_AIM:_
Repeat the data word for word, from its start up to and including the line with "- logo[interactable]: ezyZip".

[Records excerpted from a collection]
====

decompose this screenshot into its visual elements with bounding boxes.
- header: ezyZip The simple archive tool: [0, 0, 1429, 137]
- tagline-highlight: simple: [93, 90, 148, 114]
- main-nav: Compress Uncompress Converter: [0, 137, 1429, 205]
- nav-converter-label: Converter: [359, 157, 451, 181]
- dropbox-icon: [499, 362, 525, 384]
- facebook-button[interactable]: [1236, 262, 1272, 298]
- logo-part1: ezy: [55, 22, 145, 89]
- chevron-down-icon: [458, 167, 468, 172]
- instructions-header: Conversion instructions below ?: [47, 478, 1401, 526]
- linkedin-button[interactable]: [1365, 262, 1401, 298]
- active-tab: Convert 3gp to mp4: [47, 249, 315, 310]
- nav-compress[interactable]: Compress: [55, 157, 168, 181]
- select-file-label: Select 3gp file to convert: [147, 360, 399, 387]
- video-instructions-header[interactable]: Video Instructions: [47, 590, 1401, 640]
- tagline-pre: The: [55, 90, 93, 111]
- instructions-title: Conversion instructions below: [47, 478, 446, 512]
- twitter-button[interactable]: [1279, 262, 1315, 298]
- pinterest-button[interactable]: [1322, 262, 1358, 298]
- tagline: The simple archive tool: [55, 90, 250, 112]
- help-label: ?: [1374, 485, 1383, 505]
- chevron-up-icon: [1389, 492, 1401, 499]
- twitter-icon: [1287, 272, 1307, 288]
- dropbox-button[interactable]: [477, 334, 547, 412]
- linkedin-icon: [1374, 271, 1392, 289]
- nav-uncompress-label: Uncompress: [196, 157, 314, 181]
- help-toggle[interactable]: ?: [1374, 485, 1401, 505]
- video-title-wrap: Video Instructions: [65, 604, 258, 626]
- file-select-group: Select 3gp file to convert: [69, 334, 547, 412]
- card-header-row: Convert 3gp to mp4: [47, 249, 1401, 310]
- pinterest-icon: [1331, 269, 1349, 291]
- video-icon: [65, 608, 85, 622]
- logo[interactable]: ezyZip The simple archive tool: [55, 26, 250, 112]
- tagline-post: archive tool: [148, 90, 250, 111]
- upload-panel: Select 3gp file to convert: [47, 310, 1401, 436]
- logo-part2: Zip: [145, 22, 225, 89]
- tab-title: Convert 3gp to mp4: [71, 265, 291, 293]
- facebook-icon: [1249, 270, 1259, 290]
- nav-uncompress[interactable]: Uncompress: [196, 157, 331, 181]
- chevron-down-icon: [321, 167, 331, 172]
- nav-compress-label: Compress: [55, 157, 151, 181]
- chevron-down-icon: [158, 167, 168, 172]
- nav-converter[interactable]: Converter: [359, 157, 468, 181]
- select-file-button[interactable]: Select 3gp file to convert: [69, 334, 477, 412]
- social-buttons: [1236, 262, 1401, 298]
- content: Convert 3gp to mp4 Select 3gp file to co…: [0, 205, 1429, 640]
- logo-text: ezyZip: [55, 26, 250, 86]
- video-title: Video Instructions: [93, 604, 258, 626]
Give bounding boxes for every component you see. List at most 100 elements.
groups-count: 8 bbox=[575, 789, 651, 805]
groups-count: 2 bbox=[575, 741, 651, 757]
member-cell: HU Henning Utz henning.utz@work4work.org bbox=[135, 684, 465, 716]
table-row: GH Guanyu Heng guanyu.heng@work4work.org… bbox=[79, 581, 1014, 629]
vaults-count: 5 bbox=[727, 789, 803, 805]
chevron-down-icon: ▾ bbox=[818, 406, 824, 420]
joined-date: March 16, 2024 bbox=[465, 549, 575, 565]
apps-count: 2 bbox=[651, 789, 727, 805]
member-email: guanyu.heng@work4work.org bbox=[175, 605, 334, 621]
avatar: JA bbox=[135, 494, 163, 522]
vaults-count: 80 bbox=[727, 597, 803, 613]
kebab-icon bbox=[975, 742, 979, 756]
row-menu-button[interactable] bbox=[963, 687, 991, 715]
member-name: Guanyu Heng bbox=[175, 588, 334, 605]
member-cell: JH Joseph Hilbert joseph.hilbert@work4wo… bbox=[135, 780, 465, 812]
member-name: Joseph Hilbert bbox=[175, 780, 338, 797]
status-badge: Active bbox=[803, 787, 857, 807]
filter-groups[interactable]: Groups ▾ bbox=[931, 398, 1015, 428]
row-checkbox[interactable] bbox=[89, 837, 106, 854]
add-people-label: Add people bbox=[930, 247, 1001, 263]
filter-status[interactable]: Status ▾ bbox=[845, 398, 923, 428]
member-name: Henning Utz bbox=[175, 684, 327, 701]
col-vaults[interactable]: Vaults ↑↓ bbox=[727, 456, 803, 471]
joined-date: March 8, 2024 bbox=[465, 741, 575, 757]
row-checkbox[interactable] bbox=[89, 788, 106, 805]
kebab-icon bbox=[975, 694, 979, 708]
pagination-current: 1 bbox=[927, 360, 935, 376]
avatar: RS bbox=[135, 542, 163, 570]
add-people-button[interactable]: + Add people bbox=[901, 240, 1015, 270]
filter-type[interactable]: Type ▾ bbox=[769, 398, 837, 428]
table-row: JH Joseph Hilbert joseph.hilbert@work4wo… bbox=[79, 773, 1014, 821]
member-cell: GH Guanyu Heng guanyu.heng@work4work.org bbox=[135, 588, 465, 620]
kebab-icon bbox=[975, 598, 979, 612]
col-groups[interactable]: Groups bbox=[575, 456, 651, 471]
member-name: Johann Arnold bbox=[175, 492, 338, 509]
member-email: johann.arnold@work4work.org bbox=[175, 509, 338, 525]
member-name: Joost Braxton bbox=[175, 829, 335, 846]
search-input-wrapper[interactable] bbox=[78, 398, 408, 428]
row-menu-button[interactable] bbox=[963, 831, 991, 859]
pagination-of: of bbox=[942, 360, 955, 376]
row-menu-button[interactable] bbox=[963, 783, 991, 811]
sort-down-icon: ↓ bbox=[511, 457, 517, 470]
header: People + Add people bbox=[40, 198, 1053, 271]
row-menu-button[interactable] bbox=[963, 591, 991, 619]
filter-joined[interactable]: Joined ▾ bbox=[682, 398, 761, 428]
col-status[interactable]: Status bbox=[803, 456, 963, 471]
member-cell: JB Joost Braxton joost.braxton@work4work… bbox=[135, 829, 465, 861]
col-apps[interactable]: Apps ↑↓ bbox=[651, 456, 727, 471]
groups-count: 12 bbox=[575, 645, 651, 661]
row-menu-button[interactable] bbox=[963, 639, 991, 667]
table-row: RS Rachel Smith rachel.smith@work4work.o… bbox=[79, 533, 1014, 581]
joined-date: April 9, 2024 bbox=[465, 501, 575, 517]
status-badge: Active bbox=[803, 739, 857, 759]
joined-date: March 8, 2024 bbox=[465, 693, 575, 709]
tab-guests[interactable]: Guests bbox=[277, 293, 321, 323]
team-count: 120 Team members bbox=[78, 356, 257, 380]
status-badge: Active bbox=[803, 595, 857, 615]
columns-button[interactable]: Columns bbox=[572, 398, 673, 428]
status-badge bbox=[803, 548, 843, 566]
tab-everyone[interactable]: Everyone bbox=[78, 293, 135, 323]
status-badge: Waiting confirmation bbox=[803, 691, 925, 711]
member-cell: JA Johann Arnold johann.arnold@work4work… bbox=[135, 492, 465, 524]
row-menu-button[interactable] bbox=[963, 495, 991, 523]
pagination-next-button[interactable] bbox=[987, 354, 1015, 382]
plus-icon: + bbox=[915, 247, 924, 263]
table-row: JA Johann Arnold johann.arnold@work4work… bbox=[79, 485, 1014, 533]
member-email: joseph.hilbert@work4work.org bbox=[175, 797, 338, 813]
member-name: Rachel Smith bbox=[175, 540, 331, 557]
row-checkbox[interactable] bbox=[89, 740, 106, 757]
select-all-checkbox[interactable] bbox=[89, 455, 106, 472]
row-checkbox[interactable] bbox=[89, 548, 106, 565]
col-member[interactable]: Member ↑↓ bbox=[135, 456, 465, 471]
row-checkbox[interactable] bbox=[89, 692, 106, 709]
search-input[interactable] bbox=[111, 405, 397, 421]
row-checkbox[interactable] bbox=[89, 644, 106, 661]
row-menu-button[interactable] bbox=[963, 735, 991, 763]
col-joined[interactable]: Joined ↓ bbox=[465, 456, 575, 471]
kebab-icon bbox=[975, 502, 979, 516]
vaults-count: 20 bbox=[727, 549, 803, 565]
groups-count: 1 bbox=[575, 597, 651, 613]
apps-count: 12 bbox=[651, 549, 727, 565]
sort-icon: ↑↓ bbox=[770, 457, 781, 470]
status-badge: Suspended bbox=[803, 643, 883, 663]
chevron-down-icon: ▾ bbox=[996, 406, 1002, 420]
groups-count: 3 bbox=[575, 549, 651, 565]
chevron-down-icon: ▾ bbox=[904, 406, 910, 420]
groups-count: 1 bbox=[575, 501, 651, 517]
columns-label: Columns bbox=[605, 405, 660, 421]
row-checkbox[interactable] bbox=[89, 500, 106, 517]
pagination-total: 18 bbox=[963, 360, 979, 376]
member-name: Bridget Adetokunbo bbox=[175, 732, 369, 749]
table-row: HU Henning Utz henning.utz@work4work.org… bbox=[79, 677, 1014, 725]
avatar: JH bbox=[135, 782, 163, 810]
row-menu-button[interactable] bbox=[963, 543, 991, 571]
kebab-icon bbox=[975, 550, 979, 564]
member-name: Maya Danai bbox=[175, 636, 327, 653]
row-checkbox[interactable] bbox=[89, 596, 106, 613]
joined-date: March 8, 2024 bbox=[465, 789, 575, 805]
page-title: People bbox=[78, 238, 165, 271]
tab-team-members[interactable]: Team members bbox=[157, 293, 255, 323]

====

_FINAL ANSWER:_
decompose this screenshot into its visual elements with bounding boxes.
- header: ezyZip The simple archive tool: [0, 0, 1429, 137]
- tagline-highlight: simple: [93, 90, 148, 114]
- main-nav: Compress Uncompress Converter: [0, 137, 1429, 205]
- nav-converter-label: Converter: [359, 157, 451, 181]
- dropbox-icon: [499, 362, 525, 384]
- facebook-button[interactable]: [1236, 262, 1272, 298]
- logo-part1: ezy: [55, 22, 145, 89]
- chevron-down-icon: [458, 167, 468, 172]
- instructions-header: Conversion instructions below ?: [47, 478, 1401, 526]
- linkedin-button[interactable]: [1365, 262, 1401, 298]
- active-tab: Convert 3gp to mp4: [47, 249, 315, 310]
- nav-compress[interactable]: Compress: [55, 157, 168, 181]
- select-file-label: Select 3gp file to convert: [147, 360, 399, 387]
- video-instructions-header[interactable]: Video Instructions: [47, 590, 1401, 640]
- tagline-pre: The: [55, 90, 93, 111]
- instructions-title: Conversion instructions below: [47, 478, 446, 512]
- twitter-button[interactable]: [1279, 262, 1315, 298]
- pinterest-button[interactable]: [1322, 262, 1358, 298]
- tagline: The simple archive tool: [55, 90, 250, 112]
- help-label: ?: [1374, 485, 1383, 505]
- chevron-up-icon: [1389, 492, 1401, 499]
- twitter-icon: [1287, 272, 1307, 288]
- dropbox-button[interactable]: [477, 334, 547, 412]
- linkedin-icon: [1374, 271, 1392, 289]
- nav-uncompress-label: Uncompress: [196, 157, 314, 181]
- help-toggle[interactable]: ?: [1374, 485, 1401, 505]
- video-title-wrap: Video Instructions: [65, 604, 258, 626]
- file-select-group: Select 3gp file to convert: [69, 334, 547, 412]
- card-header-row: Convert 3gp to mp4: [47, 249, 1401, 310]
- pinterest-icon: [1331, 269, 1349, 291]
- video-icon: [65, 608, 85, 622]
- logo[interactable]: ezyZip The simple archive tool: [55, 26, 250, 112]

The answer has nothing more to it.